**** Texto mostrado

Antes, el Estado (Monarquía, Iglesia, banca) administraba la formación y la información de los ciudadanos porque adueñándose del conocimiento fortificaba su poder. Lo podía hacer porque la teoría del derecho divino les eximía de justificar o de compartir este poder. El monarca (y su corte), el papa (y su sínodo) y el rico (y sus accionistas) solo respondían ante la Historia, ante Dios, o ante el Consejo de Administración. La ignorancia del rebaño era algo natural, consustancial, y la base de su sometimiento: había que dirigirlo y sermonearlo para mantenerlo en una beatífica minoría de edad. La vida de los ciudadanos quedaba al albur de la magnanimidad del príncipe. La beneficencia para pobres era y es una consecuencia de la caridad de los poderosos, no del derecho de las gentes y de las naciones.
Este estado de cosas, este universo compartido de creencias y valores, comienza a resquebrajarse a partir de la Revolución Francesa y de la Ilustración, y dos mandamientos fundacionales socavan sus cimientos: en el plano del conocimiento: atrévete a saber; en el plano moral: el valor de la persona, como fin y no como medio.

********
**** Datos aportados

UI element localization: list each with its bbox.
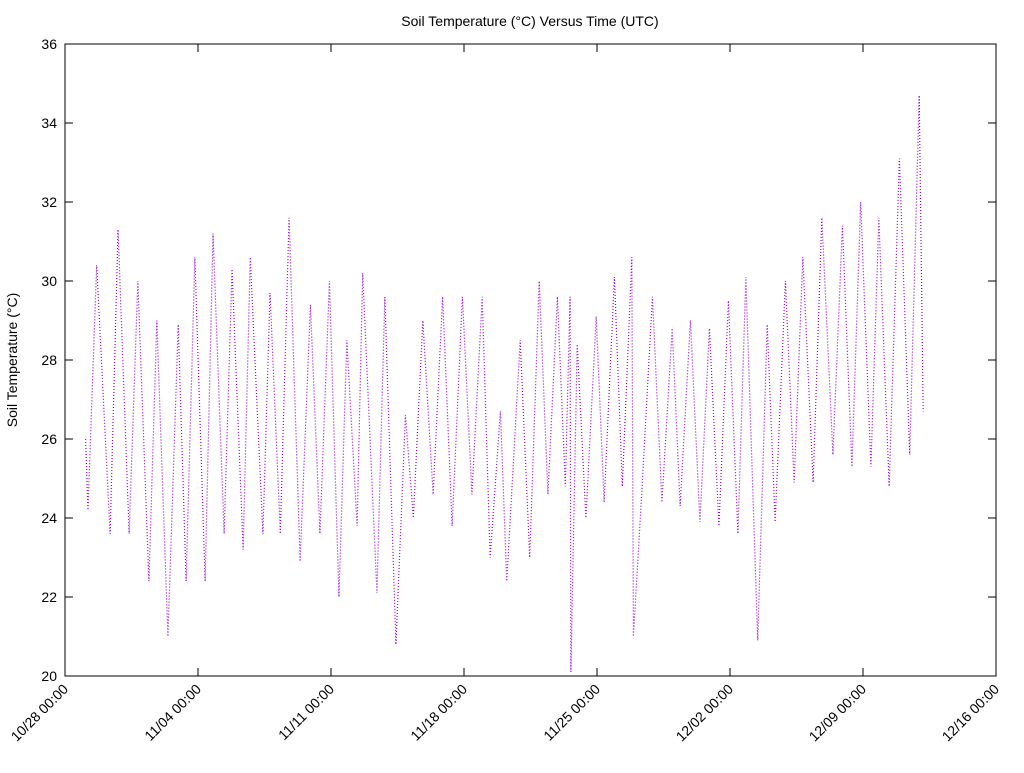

********

Ejercicios propuestos:
1: Indica si cada afirmación coincide con el texto sobre el Estado y el conocimiento. Responde sí o no y cita literalmente las palabras del texto que lo deciden. (a) La beneficencia para pobres nacía del derecho de las gentes. (b) El universo compartido de creencias y valores empieza a resquebrajarse con la Revolución Francesa y la Ilustración. (c) La teoría del derecho divino obligaba a los poderosos a justificar su poder.
2: Transcribe del texto sobre el Estado y el conocimiento el fragmento que empieza con las palabras "Antes, el Estado" y termina con "de las naciones.".
Las líneas no hacen falta para resolver estos ejercicios.

Respuestas esperadas:
1:
(a) No: "La beneficencia para pobres era y es una consecuencia de la caridad de los poderosos, no del derecho de las gentes y de las naciones."
(b) Sí: "comienza a resquebrajarse a partir de la Revolución Francesa y de la Ilustración"
(c) No: "la teoría del derecho divino les eximía de justificar o de compartir este poder"

2:
Antes, el Estado (Monarquía, Iglesia, banca) administraba la formación y la información de los ciudadanos porque adueñándose del conocimiento fortificaba su poder. Lo podía hacer porque la teoría del derecho divino les eximía de justificar o de compartir este poder. El monarca (y su corte), el papa (y su sínodo) y el rico (y sus accionistas) solo respondían ante la Historia, ante Dios, o ante el Consejo de Administración. La ignorancia del rebaño era algo natural, consustancial, y la base de su sometimiento: había que dirigirlo y sermonearlo para mantenerlo en una beatífica minoría de edad. La vida de los ciudadanos quedaba al albur de la magnanimidad del príncipe. La beneficencia para pobres era y es una consecuencia de la caridad de los poderosos, no del derecho de las gentes y de las naciones.